> [Text]

————

Indian shares ended the week higher as real estate and healthcare stocks gained, while a weaker rupee kept investors cautious on import costs.

NS
Neha Sharma
· 5 min read
Sensex, Nifty rise nearly 1% despite rupee pressure
Photo: RDNE Stock project · pexels

A ₹5 lakh stock portfolio did not exactly fly this week, but it likely ended a little greener. Indian shares gained close to 1 percent, which means roughly ₹5,000 more on that portfolio, before costs and stock choices.

That sounds pleasant over chai. But the market was not celebrating loudly. It was more like a cautious nod from investors who liked cheaper crude oil, better buying in real estate, and calmer global cues.

The problem sat in the currency market. The rupee weakened sharply against the dollar, reminding everyone that a stock rally can look less comfortable when India’s import bill gets heavier.

Realty stocks carry the week

The Bombay Stock Exchange’s Sensex rose 0.34 percent on Friday to close at 77,763.94. The National Stock Exchange’s Nifty 50 gained 0.39 percent and ended at 24,270.85.

For the full week, Indian markets rose nearly 1 percent. That is not a roaring rally, but it matters after a period when investors had grown jumpy.

The strongest push came from real estate shares. The BSE Realty index jumped 7.8 percent during the week. Healthcare rose 3.1 percent. Consumer durables and discretionary stocks also gained about 2 percent each.

This tells us something simple. Investors bought companies linked to homes, health, and household spending. These are areas where domestic demand matters more than grand global stories.

Tanvi Kanchan of Anand Rathi Share and Stock Brokers said gains in realty, healthcare, and consumer shares reflected cooler crude prices, lower geopolitical anxiety, and hopes of better local demand.

That matters for ordinary investors because sector choice did most of the work. If someone owned the wrong pockets of the market, this week may not have felt like a rally at all.

The rally was selective

The market’s weakness appeared clearly in capital goods and power stocks. Capital goods fell 2.7 percent, while the power index slipped 2.6 percent.

These are not minor sectors. Capital goods companies sell machinery, equipment, and industrial systems. Their performance often hints at how confident companies feel about expanding capacity.

Power stocks had also enjoyed a strong run earlier. When such sectors fall after a rise, investors often call it profit booking. In plain English, people who made money earlier took some chips off the table.

Kanchan said the weakness looked more like profit booking than a deeper crack in the business cycle. That is an important distinction. A pause is not the same as a breakdown.

Rajesh Singla, founder and chief executive of Alpha AMC, described the move as sector rotation, not a broad market uptrend. That is the market’s way of saying money is shifting seats, not filling the whole theatre.

————

> [Record list]

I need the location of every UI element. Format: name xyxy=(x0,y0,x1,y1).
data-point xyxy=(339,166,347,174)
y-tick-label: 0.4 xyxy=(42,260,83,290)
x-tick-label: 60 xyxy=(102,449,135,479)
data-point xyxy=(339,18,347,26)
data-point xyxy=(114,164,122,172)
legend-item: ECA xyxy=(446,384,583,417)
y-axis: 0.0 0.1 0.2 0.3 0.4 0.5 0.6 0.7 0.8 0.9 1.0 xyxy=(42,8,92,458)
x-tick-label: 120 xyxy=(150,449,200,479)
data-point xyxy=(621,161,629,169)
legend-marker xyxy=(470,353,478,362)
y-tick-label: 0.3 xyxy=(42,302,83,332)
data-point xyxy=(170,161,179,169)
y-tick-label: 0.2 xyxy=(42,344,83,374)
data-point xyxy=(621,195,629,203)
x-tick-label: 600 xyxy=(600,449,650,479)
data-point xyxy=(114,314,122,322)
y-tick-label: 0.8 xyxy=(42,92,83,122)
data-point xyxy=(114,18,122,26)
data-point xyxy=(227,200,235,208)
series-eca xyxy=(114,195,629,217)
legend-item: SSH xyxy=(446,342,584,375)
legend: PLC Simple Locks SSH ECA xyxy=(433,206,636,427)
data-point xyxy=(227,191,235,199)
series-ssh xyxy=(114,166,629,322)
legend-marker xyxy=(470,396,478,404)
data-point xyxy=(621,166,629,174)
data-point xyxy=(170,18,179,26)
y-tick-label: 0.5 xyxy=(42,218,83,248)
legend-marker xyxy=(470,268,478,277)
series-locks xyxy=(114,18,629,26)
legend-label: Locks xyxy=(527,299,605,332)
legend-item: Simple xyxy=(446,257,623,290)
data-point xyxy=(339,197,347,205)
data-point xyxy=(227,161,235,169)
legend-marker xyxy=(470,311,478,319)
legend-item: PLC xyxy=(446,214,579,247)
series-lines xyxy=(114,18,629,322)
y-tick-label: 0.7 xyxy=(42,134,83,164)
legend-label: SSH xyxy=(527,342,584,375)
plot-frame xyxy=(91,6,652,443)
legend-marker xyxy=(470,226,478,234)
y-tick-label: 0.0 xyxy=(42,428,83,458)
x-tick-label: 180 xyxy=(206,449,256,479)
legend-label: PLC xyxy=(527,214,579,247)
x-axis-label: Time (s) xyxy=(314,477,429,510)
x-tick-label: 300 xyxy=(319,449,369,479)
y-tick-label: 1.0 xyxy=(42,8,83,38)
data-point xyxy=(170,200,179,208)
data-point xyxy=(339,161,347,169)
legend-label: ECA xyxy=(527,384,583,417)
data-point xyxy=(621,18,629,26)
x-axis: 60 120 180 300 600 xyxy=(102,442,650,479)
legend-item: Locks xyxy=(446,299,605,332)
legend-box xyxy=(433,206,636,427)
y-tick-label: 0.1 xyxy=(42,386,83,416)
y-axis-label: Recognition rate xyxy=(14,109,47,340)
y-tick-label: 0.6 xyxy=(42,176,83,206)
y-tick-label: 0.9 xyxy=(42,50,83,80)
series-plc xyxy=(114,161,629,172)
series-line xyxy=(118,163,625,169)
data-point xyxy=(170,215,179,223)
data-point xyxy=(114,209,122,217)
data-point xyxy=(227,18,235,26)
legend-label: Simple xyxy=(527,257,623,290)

————

> [Stated task] Can you reproduce everything in the article on Indian shares from "The strongest push" down to "2 percent each."?

> [Right answer]
The strongest push came from real estate shares. The BSE Realty index jumped 7.8 percent during the week. Healthcare rose 3.1 percent. Consumer durables and discretionary stocks also gained about 2 percent each.